## Written task
Check each line below for the word "JSON", and copy those that have it.
+ + +
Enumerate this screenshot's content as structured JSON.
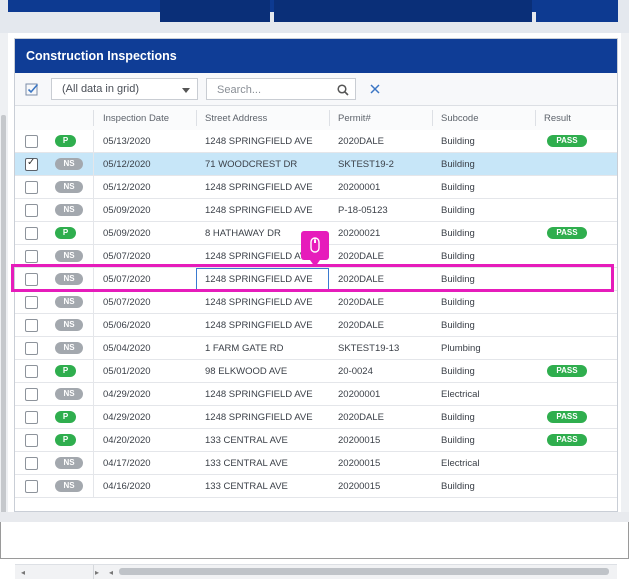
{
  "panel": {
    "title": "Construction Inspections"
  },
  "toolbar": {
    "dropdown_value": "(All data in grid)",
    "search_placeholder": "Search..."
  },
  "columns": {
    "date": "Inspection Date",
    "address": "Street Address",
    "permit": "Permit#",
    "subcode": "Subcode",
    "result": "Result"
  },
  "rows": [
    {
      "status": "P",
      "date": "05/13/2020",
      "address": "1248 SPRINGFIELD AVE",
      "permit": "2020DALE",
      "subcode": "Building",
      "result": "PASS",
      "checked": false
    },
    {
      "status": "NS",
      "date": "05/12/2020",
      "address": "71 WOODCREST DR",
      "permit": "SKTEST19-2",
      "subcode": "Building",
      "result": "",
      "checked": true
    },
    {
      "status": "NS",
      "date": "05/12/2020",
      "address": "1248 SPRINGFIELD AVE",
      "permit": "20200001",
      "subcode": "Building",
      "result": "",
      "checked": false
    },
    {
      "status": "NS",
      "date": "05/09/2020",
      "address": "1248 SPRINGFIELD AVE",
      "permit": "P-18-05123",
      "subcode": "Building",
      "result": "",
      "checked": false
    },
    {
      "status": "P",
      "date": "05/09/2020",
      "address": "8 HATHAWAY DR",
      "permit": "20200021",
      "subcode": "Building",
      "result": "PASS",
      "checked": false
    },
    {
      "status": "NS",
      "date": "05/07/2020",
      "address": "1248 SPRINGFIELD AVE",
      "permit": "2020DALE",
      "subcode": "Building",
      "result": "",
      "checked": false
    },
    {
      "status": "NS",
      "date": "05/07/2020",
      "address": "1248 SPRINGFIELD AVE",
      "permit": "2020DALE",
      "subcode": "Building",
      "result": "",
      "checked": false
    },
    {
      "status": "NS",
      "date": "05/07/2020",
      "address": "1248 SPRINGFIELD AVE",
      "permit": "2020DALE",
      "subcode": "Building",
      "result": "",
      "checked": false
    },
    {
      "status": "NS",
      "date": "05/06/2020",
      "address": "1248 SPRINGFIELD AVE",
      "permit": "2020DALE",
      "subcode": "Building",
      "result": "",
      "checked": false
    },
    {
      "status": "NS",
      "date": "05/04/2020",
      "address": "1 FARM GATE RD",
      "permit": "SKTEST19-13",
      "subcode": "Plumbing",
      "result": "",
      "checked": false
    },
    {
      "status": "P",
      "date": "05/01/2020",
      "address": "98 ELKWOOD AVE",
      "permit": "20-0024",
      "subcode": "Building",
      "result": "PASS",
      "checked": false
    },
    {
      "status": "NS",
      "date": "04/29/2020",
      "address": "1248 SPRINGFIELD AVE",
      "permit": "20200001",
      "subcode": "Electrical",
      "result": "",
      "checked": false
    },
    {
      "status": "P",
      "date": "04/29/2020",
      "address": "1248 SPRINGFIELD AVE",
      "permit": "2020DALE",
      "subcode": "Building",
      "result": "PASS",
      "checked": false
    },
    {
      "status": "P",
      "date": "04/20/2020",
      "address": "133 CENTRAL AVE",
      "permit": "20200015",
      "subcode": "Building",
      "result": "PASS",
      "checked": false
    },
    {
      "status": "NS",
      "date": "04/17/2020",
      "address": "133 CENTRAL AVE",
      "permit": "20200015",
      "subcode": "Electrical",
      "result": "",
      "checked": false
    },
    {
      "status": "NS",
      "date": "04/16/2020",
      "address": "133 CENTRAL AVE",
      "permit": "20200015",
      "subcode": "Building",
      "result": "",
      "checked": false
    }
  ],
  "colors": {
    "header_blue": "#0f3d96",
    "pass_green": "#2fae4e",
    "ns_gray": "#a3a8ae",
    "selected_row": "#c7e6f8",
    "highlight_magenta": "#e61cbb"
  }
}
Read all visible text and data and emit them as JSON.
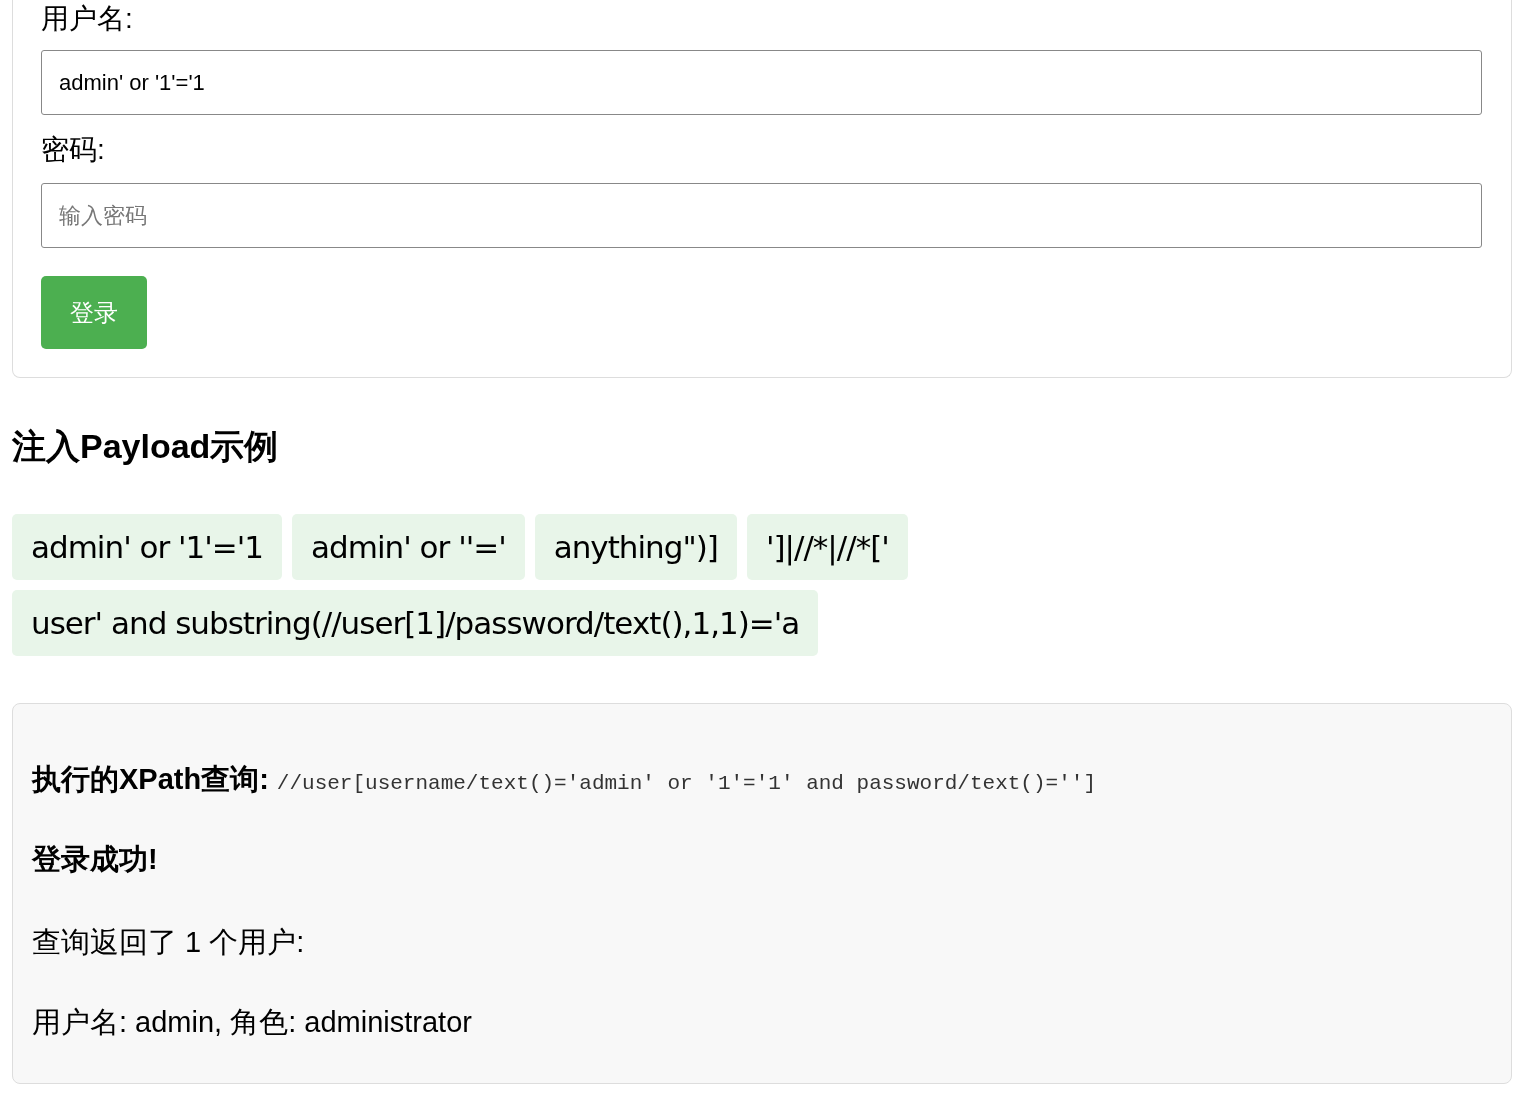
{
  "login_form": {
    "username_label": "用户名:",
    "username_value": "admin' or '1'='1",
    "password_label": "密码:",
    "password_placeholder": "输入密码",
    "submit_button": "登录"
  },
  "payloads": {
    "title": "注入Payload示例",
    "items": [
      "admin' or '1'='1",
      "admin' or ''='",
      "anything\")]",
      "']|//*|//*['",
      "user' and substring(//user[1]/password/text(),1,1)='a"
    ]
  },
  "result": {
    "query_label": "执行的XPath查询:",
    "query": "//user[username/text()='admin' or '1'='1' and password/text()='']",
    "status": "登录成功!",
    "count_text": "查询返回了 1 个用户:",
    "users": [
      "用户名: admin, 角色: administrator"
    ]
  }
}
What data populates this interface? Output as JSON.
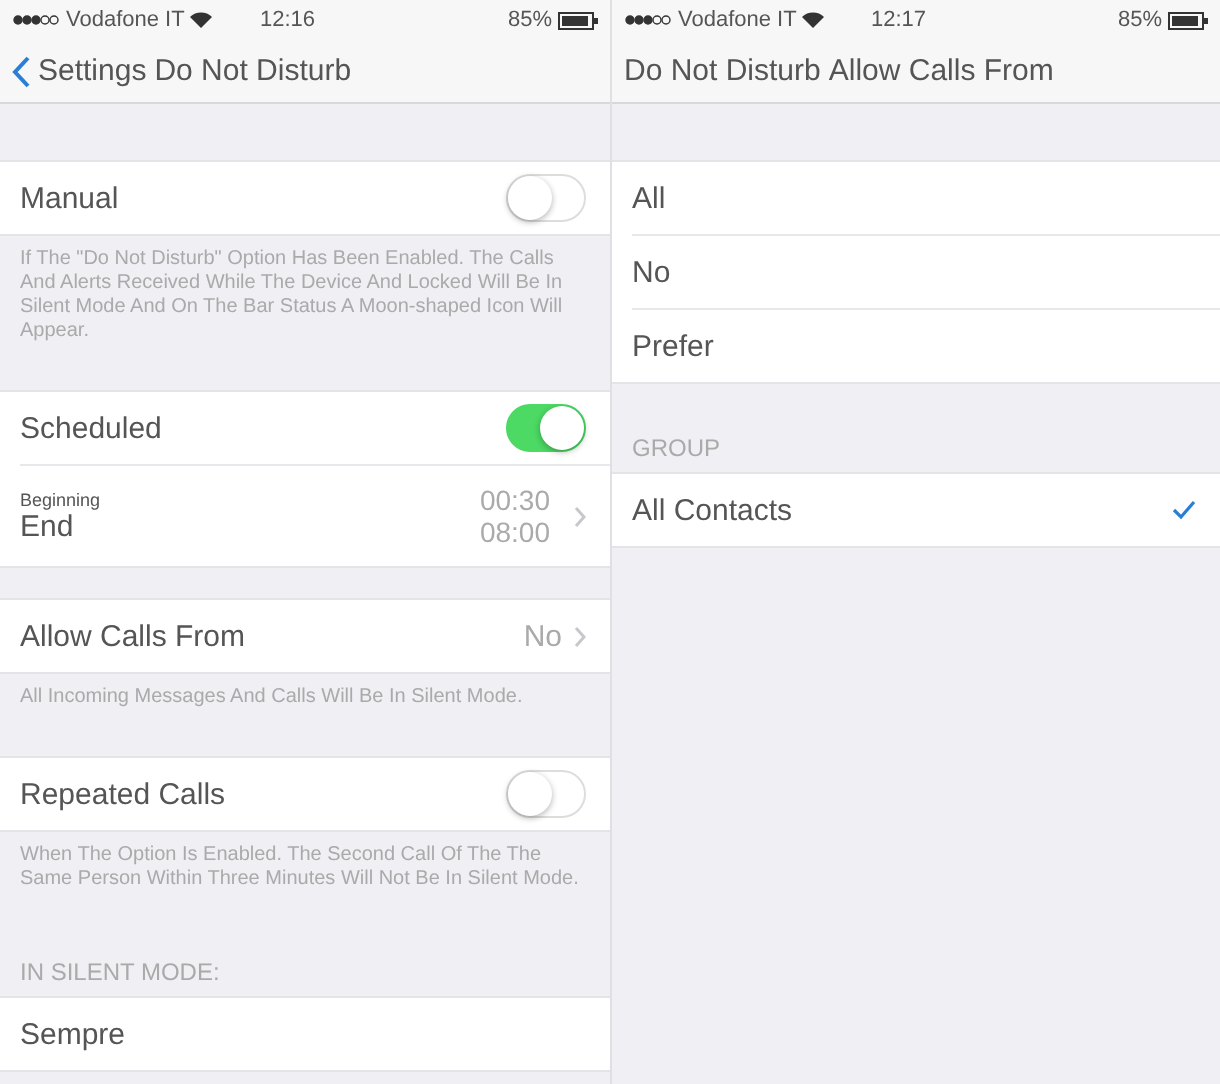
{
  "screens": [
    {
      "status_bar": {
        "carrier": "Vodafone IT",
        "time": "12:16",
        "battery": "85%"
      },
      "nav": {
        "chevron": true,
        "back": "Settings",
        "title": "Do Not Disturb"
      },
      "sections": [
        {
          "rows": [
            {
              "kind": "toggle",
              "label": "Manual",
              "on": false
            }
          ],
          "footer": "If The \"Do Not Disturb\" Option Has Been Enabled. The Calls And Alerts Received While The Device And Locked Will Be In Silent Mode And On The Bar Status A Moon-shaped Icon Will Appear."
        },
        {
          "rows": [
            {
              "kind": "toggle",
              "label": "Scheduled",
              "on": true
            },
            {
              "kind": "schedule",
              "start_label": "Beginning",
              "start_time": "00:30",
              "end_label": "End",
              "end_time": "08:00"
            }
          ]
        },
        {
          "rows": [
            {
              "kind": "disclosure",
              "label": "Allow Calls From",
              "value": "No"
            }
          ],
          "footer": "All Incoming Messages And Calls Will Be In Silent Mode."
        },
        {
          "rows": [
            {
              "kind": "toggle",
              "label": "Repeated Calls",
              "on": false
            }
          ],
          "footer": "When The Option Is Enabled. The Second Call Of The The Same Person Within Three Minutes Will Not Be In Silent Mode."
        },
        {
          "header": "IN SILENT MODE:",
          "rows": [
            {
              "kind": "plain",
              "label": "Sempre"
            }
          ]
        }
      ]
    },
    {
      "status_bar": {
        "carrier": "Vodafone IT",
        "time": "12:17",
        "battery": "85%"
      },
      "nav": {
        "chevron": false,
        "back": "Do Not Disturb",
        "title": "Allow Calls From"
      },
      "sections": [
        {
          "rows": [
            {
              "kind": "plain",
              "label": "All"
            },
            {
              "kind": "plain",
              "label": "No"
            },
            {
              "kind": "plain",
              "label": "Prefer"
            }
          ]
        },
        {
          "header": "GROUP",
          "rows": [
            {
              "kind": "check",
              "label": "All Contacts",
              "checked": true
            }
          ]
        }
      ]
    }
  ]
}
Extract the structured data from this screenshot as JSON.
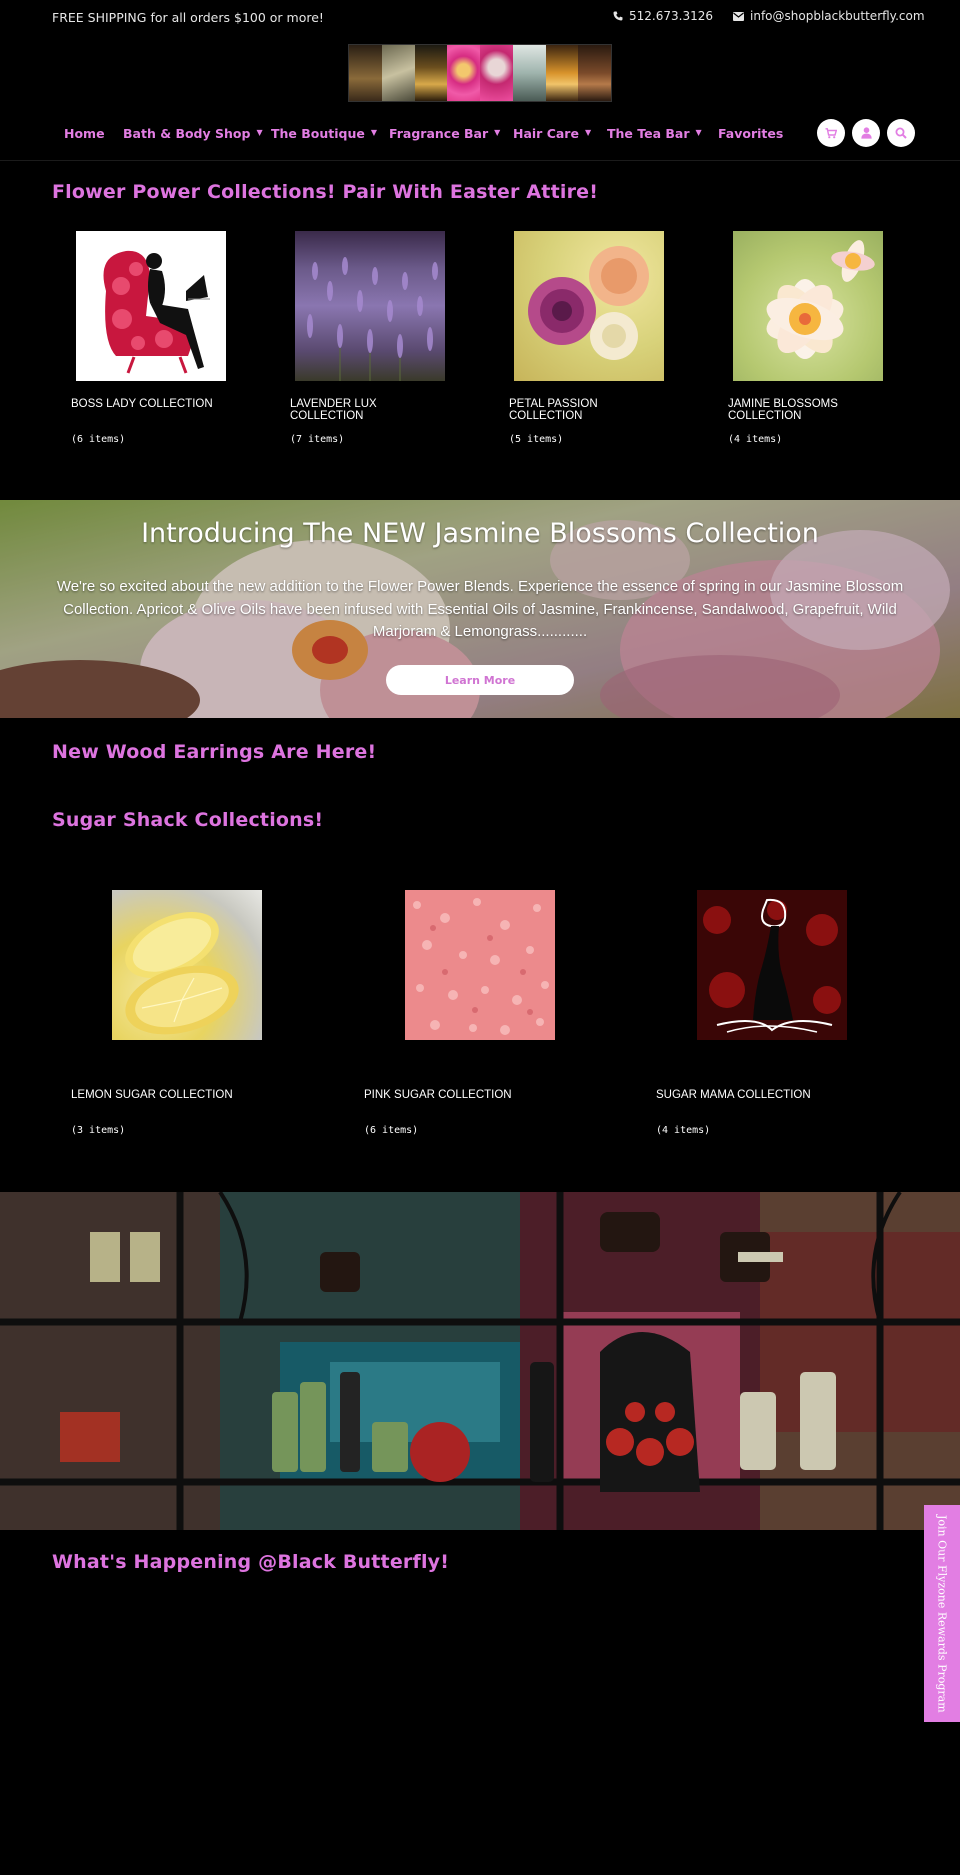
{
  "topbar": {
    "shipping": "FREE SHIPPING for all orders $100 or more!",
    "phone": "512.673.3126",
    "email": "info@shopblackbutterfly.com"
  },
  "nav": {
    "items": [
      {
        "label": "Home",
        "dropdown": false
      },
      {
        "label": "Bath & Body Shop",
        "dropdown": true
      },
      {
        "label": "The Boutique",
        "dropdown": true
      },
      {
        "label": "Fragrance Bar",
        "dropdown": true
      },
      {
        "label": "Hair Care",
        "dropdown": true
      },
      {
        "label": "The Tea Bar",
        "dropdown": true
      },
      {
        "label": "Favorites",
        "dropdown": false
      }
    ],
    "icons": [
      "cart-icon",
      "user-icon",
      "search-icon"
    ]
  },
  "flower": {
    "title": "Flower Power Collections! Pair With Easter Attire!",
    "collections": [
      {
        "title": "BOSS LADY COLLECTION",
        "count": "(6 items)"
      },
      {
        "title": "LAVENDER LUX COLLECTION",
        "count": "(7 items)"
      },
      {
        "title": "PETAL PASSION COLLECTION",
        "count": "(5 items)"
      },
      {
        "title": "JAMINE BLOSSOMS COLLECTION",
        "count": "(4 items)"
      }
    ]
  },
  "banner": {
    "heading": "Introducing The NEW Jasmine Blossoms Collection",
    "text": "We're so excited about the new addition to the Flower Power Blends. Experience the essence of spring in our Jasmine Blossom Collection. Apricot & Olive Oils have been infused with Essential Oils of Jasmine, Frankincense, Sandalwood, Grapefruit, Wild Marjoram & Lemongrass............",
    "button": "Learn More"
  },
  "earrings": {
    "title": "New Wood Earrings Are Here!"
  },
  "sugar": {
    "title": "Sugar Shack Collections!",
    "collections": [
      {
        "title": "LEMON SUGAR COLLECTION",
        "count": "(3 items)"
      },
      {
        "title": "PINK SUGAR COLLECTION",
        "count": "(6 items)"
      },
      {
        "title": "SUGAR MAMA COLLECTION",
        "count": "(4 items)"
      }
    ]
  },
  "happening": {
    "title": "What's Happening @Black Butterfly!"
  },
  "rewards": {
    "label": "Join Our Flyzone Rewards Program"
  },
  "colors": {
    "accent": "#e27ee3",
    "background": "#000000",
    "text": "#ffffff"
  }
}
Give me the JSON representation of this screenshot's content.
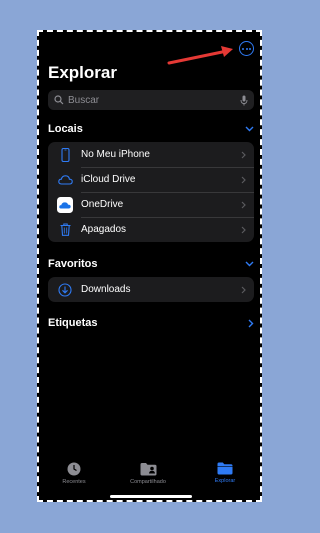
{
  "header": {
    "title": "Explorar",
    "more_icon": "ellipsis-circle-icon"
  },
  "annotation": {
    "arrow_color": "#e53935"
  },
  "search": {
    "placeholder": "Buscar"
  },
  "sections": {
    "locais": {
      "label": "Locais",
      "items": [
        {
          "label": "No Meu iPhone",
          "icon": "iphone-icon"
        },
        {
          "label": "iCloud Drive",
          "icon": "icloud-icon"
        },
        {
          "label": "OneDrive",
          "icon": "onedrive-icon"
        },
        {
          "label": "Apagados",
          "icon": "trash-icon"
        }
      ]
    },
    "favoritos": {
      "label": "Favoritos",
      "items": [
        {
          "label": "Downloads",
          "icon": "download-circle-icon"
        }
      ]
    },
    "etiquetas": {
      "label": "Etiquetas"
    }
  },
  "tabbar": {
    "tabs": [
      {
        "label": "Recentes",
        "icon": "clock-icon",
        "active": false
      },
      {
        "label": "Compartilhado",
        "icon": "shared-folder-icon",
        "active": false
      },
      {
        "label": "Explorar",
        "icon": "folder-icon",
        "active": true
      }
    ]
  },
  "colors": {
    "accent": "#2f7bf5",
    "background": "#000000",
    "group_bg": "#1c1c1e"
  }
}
+ + +
## Solution to the problem
Enumerate this screenshot's content as structured JSON.
Read all visible text and data and emit them as JSON.
What data populates this interface? Output as JSON.
Extract the structured data from this screenshot as JSON.
Give me the JSON representation of this screenshot's content.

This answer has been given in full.